Stored data entries

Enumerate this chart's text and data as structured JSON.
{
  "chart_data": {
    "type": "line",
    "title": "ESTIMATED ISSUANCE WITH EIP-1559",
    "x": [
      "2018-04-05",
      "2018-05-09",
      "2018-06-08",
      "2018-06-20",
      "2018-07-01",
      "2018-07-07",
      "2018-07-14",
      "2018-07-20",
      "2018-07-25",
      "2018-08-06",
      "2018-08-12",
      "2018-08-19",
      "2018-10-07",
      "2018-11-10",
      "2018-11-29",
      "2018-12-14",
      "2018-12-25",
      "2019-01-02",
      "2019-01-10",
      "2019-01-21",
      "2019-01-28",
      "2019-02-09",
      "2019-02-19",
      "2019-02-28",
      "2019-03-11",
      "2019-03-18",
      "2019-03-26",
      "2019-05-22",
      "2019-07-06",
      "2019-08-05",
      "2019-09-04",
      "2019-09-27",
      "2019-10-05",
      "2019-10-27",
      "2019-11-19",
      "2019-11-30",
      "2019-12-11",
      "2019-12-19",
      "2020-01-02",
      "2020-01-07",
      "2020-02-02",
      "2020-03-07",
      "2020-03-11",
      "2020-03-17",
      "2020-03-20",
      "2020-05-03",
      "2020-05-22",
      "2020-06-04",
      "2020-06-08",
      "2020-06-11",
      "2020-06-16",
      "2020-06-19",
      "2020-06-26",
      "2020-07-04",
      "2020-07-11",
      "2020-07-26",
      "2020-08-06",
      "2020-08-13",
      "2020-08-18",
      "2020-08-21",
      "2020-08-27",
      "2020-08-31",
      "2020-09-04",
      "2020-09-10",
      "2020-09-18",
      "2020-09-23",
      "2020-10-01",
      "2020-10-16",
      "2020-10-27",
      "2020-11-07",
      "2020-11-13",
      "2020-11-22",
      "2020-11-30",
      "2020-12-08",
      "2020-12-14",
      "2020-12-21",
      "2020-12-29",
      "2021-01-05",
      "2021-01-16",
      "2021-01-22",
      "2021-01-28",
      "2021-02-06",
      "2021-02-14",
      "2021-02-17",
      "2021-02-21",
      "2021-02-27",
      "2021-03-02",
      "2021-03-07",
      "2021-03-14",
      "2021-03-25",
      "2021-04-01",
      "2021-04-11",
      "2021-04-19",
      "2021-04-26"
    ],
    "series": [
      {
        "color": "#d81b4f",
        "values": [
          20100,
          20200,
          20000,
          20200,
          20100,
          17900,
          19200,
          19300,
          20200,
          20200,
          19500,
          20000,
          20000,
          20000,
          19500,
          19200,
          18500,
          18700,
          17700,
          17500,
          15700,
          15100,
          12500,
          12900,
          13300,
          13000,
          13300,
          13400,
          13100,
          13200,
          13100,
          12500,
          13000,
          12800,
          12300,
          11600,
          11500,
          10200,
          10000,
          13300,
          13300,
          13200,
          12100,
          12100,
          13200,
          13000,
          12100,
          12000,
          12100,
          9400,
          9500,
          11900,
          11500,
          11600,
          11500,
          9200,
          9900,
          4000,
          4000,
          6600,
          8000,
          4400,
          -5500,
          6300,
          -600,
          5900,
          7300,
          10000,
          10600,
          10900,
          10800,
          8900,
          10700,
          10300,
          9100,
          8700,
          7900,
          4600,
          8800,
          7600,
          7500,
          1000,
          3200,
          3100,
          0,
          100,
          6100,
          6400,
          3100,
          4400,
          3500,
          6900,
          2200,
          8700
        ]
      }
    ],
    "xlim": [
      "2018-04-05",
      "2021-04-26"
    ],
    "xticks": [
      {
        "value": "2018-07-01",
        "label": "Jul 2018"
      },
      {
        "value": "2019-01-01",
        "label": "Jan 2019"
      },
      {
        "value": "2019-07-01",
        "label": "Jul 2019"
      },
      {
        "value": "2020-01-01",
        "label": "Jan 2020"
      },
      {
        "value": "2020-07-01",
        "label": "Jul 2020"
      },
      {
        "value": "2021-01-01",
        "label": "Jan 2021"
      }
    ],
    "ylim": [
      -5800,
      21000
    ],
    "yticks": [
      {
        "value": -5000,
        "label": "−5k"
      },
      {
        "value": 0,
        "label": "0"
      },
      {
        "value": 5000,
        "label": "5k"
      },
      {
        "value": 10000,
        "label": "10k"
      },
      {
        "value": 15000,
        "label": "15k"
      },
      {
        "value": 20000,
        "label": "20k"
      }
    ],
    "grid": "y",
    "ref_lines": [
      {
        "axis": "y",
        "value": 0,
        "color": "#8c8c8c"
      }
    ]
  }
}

== DIRECTIVE ==
Return all of the data precisely as it appears.

== SOLUTION FOR THIS TASK ==
Enumerate this chart's text and data as structured JSON.
{
  "chart_data": {
    "type": "line",
    "title": "ESTIMATED ISSUANCE WITH EIP-1559",
    "x": [
      "2018-04-05",
      "2018-05-09",
      "2018-06-08",
      "2018-06-20",
      "2018-07-01",
      "2018-07-07",
      "2018-07-14",
      "2018-07-20",
      "2018-07-25",
      "2018-08-06",
      "2018-08-12",
      "2018-08-19",
      "2018-10-07",
      "2018-11-10",
      "2018-11-29",
      "2018-12-14",
      "2018-12-25",
      "2019-01-02",
      "2019-01-10",
      "2019-01-21",
      "2019-01-28",
      "2019-02-09",
      "2019-02-19",
      "2019-02-28",
      "2019-03-11",
      "2019-03-18",
      "2019-03-26",
      "2019-05-22",
      "2019-07-06",
      "2019-08-05",
      "2019-09-04",
      "2019-09-27",
      "2019-10-05",
      "2019-10-27",
      "2019-11-19",
      "2019-11-30",
      "2019-12-11",
      "2019-12-19",
      "2020-01-02",
      "2020-01-07",
      "2020-02-02",
      "2020-03-07",
      "2020-03-11",
      "2020-03-17",
      "2020-03-20",
      "2020-05-03",
      "2020-05-22",
      "2020-06-04",
      "2020-06-08",
      "2020-06-11",
      "2020-06-16",
      "2020-06-19",
      "2020-06-26",
      "2020-07-04",
      "2020-07-11",
      "2020-07-26",
      "2020-08-06",
      "2020-08-13",
      "2020-08-18",
      "2020-08-21",
      "2020-08-27",
      "2020-08-31",
      "2020-09-04",
      "2020-09-10",
      "2020-09-18",
      "2020-09-23",
      "2020-10-01",
      "2020-10-16",
      "2020-10-27",
      "2020-11-07",
      "2020-11-13",
      "2020-11-22",
      "2020-11-30",
      "2020-12-08",
      "2020-12-14",
      "2020-12-21",
      "2020-12-29",
      "2021-01-05",
      "2021-01-16",
      "2021-01-22",
      "2021-01-28",
      "2021-02-06",
      "2021-02-14",
      "2021-02-17",
      "2021-02-21",
      "2021-02-27",
      "2021-03-02",
      "2021-03-07",
      "2021-03-14",
      "2021-03-25",
      "2021-04-01",
      "2021-04-11",
      "2021-04-19",
      "2021-04-26"
    ],
    "series": [
      {
        "color": "#d81b4f",
        "values": [
          20100,
          20200,
          20000,
          20200,
          20100,
          17900,
          19200,
          19300,
          20200,
          20200,
          19500,
          20000,
          20000,
          20000,
          19500,
          19200,
          18500,
          18700,
          17700,
          17500,
          15700,
          15100,
          12500,
          12900,
          13300,
          13000,
          13300,
          13400,
          13100,
          13200,
          13100,
          12500,
          13000,
          12800,
          12300,
          11600,
          11500,
          10200,
          10000,
          13300,
          13300,
          13200,
          12100,
          12100,
          13200,
          13000,
          12100,
          12000,
          12100,
          9400,
          9500,
          11900,
          11500,
          11600,
          11500,
          9200,
          9900,
          4000,
          4000,
          6600,
          8000,
          4400,
          -5500,
          6300,
          -600,
          5900,
          7300,
          10000,
          10600,
          10900,
          10800,
          8900,
          10700,
          10300,
          9100,
          8700,
          7900,
          4600,
          8800,
          7600,
          7500,
          1000,
          3200,
          3100,
          0,
          100,
          6100,
          6400,
          3100,
          4400,
          3500,
          6900,
          2200,
          8700
        ]
      }
    ],
    "xlim": [
      "2018-04-05",
      "2021-04-26"
    ],
    "xticks": [
      {
        "value": "2018-07-01",
        "label": "Jul 2018"
      },
      {
        "value": "2019-01-01",
        "label": "Jan 2019"
      },
      {
        "value": "2019-07-01",
        "label": "Jul 2019"
      },
      {
        "value": "2020-01-01",
        "label": "Jan 2020"
      },
      {
        "value": "2020-07-01",
        "label": "Jul 2020"
      },
      {
        "value": "2021-01-01",
        "label": "Jan 2021"
      }
    ],
    "ylim": [
      -5800,
      21000
    ],
    "yticks": [
      {
        "value": -5000,
        "label": "−5k"
      },
      {
        "value": 0,
        "label": "0"
      },
      {
        "value": 5000,
        "label": "5k"
      },
      {
        "value": 10000,
        "label": "10k"
      },
      {
        "value": 15000,
        "label": "15k"
      },
      {
        "value": 20000,
        "label": "20k"
      }
    ],
    "grid": "y",
    "ref_lines": [
      {
        "axis": "y",
        "value": 0,
        "color": "#8c8c8c"
      }
    ]
  }
}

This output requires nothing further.